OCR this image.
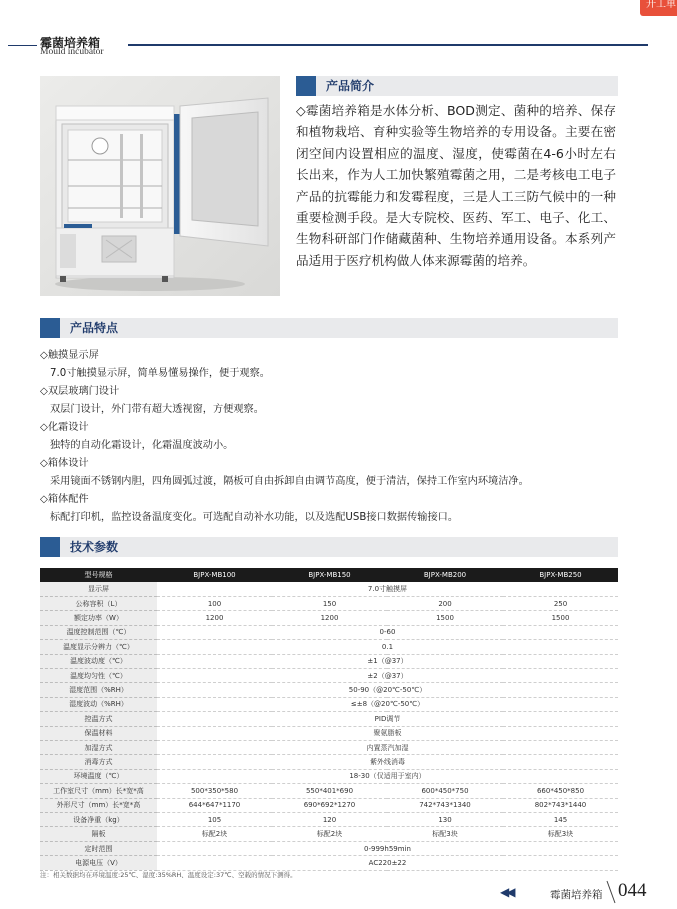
开工单
霉菌培养箱
Mould incubator
产品简介
◇霉菌培养箱是水体分析、BOD测定、菌种的培养、保存和植物栽培、育种实验等生物培养的专用设备。主要在密闭空间内设置相应的温度、湿度，使霉菌在4-6小时左右长出来，作为人工加快繁殖霉菌之用，二是考核电工电子产品的抗霉能力和发霉程度，三是人工三防气候中的一种重要检测手段。是大专院校、医药、军工、电子、化工、生物科研部门作储藏菌种、生物培养通用设备。本系列产品适用于医疗机构做人体来源霉菌的培养。
产品特点
◇触摸显示屏
7.0寸触摸显示屏，简单易懂易操作，便于观察。
◇双层玻璃门设计
双层门设计，外门带有超大透视窗，方便观察。
◇化霜设计
独特的自动化霜设计，化霜温度波动小。
◇箱体设计
采用镜面不锈钢内胆，四角圆弧过渡，隔板可自由拆卸自由调节高度，便于清洁，保持工作室内环境洁净。
◇箱体配件
标配打印机，监控设备温度变化。可选配自动补水功能，以及选配USB接口数据传输接口。
技术参数
型号规格	BJPX-MB100	BJPX-MB150	BJPX-MB200	BJPX-MB250
显示屏	7.0寸触摸屏			
公称容积（L）	100	150	200	250
额定功率（W）	1200	1200	1500	1500
温度控制范围（℃）	0-60			
温度显示分辨力（℃）	0.1			
温度波动度（℃）	±1（@37）			
温度均匀性（℃）	±2（@37）			
湿度范围（%RH）	50-90（@20℃-50℃）			
湿度波动（%RH）	≤±8（@20℃-50℃）			
控温方式	PID调节			
保温材料	聚氨脂板			
加湿方式	内置蒸汽加湿			
消毒方式	紫外线消毒			
环境温度（℃）	18-30（仅适用于室内）			
工作室尺寸（mm）长*宽*高	500*350*580	550*401*690	600*450*750	660*450*850
外形尺寸（mm）长*宽*高	644*647*1170	690*692*1270	742*743*1340	802*743*1440
设备净重（kg）	105	120	130	145
隔板	标配2块	标配2块	标配3块	标配3块
定时范围	0-999h59min			
电源电压（V）	AC220±22			
注：相关数据均在环境温度:25℃、湿度:35%RH、温度设定:37℃、空载的情况下测得。
◀◀	霉菌培养箱 044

########################################

What to do :: Reproduce the data verbatim. Do not carry any picture into the copy.

Response for this exercise ::
OCR this image.
开工单
霉菌培养箱
Mould incubator
产品简介
◇霉菌培养箱是水体分析、BOD测定、菌种的培养、保存和植物栽培、育种实验等生物培养的专用设备。主要在密闭空间内设置相应的温度、湿度，使霉菌在4-6小时左右长出来，作为人工加快繁殖霉菌之用，二是考核电工电子产品的抗霉能力和发霉程度，三是人工三防气候中的一种重要检测手段。是大专院校、医药、军工、电子、化工、生物科研部门作储藏菌种、生物培养通用设备。本系列产品适用于医疗机构做人体来源霉菌的培养。
产品特点
◇触摸显示屏
7.0寸触摸显示屏，简单易懂易操作，便于观察。
◇双层玻璃门设计
双层门设计，外门带有超大透视窗，方便观察。
◇化霜设计
独特的自动化霜设计，化霜温度波动小。
◇箱体设计
采用镜面不锈钢内胆，四角圆弧过渡，隔板可自由拆卸自由调节高度，便于清洁，保持工作室内环境洁净。
◇箱体配件
标配打印机，监控设备温度变化。可选配自动补水功能，以及选配USB接口数据传输接口。
技术参数
型号规格	BJPX-MB100	BJPX-MB150	BJPX-MB200	BJPX-MB250
显示屏	7.0寸触摸屏			
公称容积（L）	100	150	200	250
额定功率（W）	1200	1200	1500	1500
温度控制范围（℃）	0-60			
温度显示分辨力（℃）	0.1			
温度波动度（℃）	±1（@37）			
温度均匀性（℃）	±2（@37）			
湿度范围（%RH）	50-90（@20℃-50℃）			
湿度波动（%RH）	≤±8（@20℃-50℃）			
控温方式	PID调节			
保温材料	聚氨脂板			
加湿方式	内置蒸汽加湿			
消毒方式	紫外线消毒			
环境温度（℃）	18-30（仅适用于室内）			
工作室尺寸（mm）长*宽*高	500*350*580	550*401*690	600*450*750	660*450*850
外形尺寸（mm）长*宽*高	644*647*1170	690*692*1270	742*743*1340	802*743*1440
设备净重（kg）	105	120	130	145
隔板	标配2块	标配2块	标配3块	标配3块
定时范围	0-999h59min			
电源电压（V）	AC220±22			
注：相关数据均在环境温度:25℃、湿度:35%RH、温度设定:37℃、空载的情况下测得。
◀◀	霉菌培养箱 044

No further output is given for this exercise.